═══ Material to process

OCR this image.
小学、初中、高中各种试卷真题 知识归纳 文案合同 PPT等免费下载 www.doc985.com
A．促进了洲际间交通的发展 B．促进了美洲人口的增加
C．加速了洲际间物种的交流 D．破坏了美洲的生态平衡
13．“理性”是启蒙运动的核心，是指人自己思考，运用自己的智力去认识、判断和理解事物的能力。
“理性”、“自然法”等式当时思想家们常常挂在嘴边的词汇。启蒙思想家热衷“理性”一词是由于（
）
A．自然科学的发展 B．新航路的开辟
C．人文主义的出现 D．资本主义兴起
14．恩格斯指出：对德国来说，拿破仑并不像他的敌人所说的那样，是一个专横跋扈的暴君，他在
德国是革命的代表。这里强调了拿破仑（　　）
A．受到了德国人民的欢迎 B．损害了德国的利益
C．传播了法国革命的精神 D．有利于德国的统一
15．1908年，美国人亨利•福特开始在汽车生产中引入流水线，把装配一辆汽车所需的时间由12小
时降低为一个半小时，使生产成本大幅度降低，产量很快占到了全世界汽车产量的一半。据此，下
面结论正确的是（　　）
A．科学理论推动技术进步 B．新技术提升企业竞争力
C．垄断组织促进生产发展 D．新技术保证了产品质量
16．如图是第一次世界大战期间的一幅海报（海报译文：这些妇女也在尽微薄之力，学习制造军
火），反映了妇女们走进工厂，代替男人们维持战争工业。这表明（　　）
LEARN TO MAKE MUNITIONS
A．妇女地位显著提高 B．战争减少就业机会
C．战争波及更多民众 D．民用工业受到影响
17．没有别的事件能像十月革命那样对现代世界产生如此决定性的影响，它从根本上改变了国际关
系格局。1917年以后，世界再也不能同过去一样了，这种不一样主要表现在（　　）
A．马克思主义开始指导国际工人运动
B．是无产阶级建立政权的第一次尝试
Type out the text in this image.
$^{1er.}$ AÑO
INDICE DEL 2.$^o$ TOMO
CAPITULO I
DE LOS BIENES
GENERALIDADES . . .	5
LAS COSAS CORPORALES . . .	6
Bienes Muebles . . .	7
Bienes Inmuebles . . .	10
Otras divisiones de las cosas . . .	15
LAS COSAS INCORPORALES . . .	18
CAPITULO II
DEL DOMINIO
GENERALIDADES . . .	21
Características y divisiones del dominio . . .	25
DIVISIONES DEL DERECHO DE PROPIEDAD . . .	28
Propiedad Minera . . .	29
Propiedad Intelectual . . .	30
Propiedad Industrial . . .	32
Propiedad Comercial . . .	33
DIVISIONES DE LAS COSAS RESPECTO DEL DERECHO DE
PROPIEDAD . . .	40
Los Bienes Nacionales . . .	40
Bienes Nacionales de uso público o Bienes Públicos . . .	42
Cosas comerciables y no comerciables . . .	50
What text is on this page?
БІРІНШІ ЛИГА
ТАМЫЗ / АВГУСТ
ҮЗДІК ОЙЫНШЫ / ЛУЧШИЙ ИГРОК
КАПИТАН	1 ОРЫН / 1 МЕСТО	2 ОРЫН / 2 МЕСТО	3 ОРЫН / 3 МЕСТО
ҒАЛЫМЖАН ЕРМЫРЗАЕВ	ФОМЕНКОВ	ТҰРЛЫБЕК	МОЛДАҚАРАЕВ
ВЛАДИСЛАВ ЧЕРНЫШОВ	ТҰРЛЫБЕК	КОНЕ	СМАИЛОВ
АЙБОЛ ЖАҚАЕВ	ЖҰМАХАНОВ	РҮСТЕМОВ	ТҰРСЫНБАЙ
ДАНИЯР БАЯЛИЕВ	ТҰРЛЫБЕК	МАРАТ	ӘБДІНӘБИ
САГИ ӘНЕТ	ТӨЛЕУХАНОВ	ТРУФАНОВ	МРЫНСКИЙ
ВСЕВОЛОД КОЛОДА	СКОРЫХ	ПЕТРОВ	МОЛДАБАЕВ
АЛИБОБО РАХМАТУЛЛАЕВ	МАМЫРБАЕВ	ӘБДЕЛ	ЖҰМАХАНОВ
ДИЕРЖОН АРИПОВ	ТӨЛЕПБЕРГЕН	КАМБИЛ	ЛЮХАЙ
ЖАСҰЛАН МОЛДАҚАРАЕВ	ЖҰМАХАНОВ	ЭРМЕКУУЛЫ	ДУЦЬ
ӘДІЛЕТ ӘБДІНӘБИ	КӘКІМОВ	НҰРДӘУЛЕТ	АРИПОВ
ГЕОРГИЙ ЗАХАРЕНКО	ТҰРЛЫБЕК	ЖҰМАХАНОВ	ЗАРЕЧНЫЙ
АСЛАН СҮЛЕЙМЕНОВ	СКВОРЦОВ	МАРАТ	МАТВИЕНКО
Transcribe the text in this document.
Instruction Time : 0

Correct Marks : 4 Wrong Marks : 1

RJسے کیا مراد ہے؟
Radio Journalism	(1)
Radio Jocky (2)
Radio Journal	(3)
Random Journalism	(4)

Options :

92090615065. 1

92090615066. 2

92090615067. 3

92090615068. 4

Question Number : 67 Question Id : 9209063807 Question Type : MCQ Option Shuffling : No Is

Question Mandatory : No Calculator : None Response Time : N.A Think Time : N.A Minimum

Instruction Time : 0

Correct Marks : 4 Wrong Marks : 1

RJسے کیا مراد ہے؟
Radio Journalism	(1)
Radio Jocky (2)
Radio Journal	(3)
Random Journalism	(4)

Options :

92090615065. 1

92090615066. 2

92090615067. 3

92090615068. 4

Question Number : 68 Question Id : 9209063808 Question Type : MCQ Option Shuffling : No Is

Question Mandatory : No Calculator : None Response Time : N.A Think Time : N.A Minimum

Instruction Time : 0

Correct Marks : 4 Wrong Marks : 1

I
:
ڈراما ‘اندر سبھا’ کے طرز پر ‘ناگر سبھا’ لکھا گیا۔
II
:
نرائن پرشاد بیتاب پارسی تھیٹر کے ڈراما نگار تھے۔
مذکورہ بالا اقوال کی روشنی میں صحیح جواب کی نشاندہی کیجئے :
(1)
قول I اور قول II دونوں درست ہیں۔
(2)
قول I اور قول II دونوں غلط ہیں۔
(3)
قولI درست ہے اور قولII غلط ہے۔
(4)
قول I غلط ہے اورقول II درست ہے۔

══════

**Problem:** Copy all lines from the entries that contain the word "ڈراما".

**Task solution:**
ڈراما ‘اندر سبھا’ کے طرز پر ‘ناگر سبھا’ لکھا گیا۔
نرائن پرشاد بیتاب پارسی تھیٹر کے ڈراما نگار تھے۔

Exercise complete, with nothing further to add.